_A block of data_.
━━━━━━━━━━━━━━━━━━━━

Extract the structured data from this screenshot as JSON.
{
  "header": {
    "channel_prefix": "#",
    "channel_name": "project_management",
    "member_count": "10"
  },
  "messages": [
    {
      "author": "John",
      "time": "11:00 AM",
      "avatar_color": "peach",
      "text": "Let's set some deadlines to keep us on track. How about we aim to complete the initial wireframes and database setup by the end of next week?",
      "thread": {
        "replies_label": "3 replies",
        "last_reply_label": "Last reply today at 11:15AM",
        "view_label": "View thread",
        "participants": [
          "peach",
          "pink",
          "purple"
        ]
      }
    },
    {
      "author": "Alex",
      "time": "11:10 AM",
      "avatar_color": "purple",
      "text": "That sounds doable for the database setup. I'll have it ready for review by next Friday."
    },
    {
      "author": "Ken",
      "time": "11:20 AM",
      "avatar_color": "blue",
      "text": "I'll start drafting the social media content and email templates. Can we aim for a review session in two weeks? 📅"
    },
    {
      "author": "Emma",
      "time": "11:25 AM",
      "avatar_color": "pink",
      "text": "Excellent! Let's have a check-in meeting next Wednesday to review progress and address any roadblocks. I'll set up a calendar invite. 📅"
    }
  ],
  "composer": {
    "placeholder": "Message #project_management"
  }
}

━━━━━━━━━━━━━━━━━━━━

_Your instructions_. The records above are to be repeated exactly, in their entirety.

_Final result_.
Extract the structured data from this screenshot as JSON.
{
  "header": {
    "channel_prefix": "#",
    "channel_name": "project_management",
    "member_count": "10"
  },
  "messages": [
    {
      "author": "John",
      "time": "11:00 AM",
      "avatar_color": "peach",
      "text": "Let's set some deadlines to keep us on track. How about we aim to complete the initial wireframes and database setup by the end of next week?",
      "thread": {
        "replies_label": "3 replies",
        "last_reply_label": "Last reply today at 11:15AM",
        "view_label": "View thread",
        "participants": [
          "peach",
          "pink",
          "purple"
        ]
      }
    },
    {
      "author": "Alex",
      "time": "11:10 AM",
      "avatar_color": "purple",
      "text": "That sounds doable for the database setup. I'll have it ready for review by next Friday."
    },
    {
      "author": "Ken",
      "time": "11:20 AM",
      "avatar_color": "blue",
      "text": "I'll start drafting the social media content and email templates. Can we aim for a review session in two weeks? 📅"
    },
    {
      "author": "Emma",
      "time": "11:25 AM",
      "avatar_color": "pink",
      "text": "Excellent! Let's have a check-in meeting next Wednesday to review progress and address any roadblocks. I'll set up a calendar invite. 📅"
    }
  ],
  "composer": {
    "placeholder": "Message #project_management"
  }
}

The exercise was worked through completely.